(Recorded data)
_ _ _
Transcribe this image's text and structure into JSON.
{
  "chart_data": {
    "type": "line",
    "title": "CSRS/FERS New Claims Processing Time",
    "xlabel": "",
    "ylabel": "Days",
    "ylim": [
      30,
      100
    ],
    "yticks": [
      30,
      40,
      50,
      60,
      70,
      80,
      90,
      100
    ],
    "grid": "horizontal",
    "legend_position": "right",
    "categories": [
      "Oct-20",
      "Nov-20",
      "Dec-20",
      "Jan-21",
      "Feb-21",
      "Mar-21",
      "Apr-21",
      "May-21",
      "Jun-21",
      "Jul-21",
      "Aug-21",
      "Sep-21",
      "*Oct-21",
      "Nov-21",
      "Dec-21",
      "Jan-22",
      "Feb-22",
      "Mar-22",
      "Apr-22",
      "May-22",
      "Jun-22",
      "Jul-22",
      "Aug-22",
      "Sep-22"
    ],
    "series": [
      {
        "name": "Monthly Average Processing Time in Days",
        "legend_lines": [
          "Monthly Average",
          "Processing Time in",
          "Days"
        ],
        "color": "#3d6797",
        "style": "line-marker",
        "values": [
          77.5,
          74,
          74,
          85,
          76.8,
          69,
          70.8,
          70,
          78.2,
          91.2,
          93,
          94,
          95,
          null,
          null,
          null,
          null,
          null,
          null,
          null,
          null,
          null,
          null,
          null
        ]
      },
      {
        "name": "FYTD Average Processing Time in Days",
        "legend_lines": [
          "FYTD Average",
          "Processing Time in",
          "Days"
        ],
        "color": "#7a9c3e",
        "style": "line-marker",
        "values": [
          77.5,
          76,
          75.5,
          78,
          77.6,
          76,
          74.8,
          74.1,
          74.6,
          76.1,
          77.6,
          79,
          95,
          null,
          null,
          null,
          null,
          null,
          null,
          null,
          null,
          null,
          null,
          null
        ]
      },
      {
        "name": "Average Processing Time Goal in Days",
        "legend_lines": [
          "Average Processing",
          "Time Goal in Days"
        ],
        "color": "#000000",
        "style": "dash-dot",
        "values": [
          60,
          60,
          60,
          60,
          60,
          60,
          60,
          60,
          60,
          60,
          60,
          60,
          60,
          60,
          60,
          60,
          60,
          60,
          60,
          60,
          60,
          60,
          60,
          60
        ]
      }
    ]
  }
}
_ _ _
### WHAT IS REQUIRED
Look through the records and gather every line containing "FYTD".

### TASK ANSWER
        "name": "FYTD Average Processing Time in Days",
          "FYTD Average",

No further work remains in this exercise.